### DETALHES DO EXERCÍCIO
Transcreva, sem qualquer alteração, o trecho do texto sobre o plano de envio de requerentes de asilo para o Ruanda que vai de "Rishi Sunak queria" a "por uma democracia?".

### EXCERTO DA PÁGINA
★ ★ ★ ★ ★

16.7.24

Como se os direitos humanos não fossem defensáveis

 


«A decisão do novo primeiro-ministro britânico, Keir Starmer, de suspender o plano do seu antecessor, de envio de requerentes de asilo para o Ruanda, não é uma questão de somenos. É a linha que separa humanidade da desumanidade, cada vez mais ténue, cada vez mais tolerada.

Rishi Sunak queria deportar para aquele país africano os candidatos a asilo, porque estava convencido de que isso iria inibir a entrada ilegal no país através do canal da Mancha, apesar das decisões em contrário do sistema judicial nacional e internacional.

O ex-primeiro-ministro chegou a colocar com firmeza a hipótese de o Reino Unido abandonar o Tribunal Europeu dos Direitos Humanos para ultrapassar as contrariedades judiciais, já que as de consciência nunca existiram.

Na semana passada, mais quatro pessoas morreram na tentativa de chegar ao Reino Unido vindas de França. O Ruanda não dissuade o desespero. Como é que a palavra deportação, de conotações históricas tão trágicas, pode agora ser invocada com esta naturalidade por uma democracia?

Como é possível sacrificar os direitos humanos em nome desse princípio de deportação em massa? Donald Trump, em caso de eleição, irá fazê-lo com todo o prazer e sadismo. Mais ainda, depois de ter sobrevivido a este atentado.

★ ★ ★ ★ ★

### SECÇÃO DE DADOS
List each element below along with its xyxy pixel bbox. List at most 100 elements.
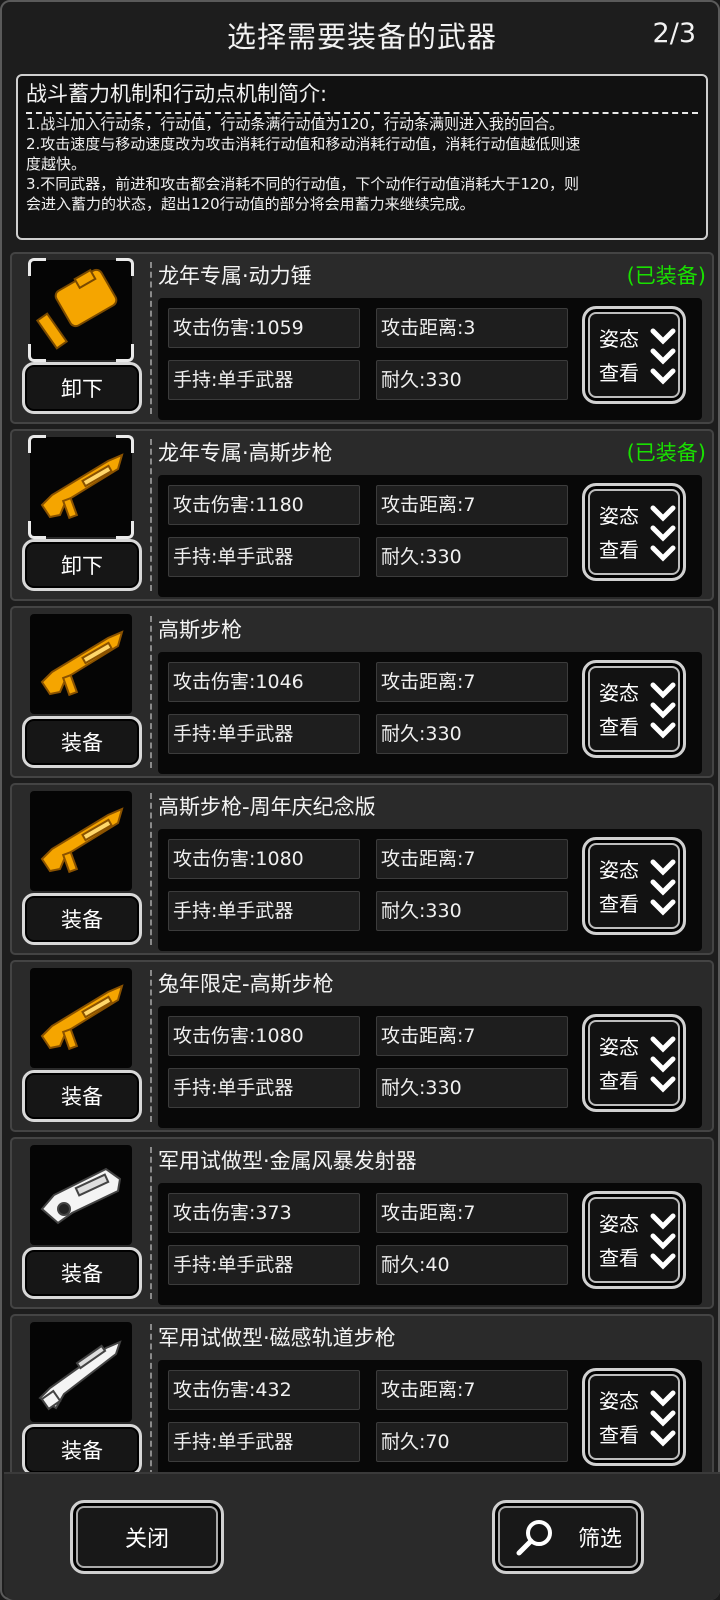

★ ★ ★ ★ ★

### RESPOSTA ESPERADA
Rishi Sunak queria deportar para aquele país africano os candidatos a asilo, porque estava convencido de que isso iria inibir a entrada ilegal no país através do canal da Mancha, apesar das decisões em contrário do sistema judicial nacional e internacional.

O ex-primeiro-ministro chegou a colocar com firmeza a hipótese de o Reino Unido abandonar o Tribunal Europeu dos Direitos Humanos para ultrapassar as contrariedades judiciais, já que as de consciência nunca existiram.

Na semana passada, mais quatro pessoas morreram na tentativa de chegar ao Reino Unido vindas de França. O Ruanda não dissuade o desespero. Como é que a palavra deportação, de conotações históricas tão trágicas, pode agora ser invocada com esta naturalidade por uma democracia?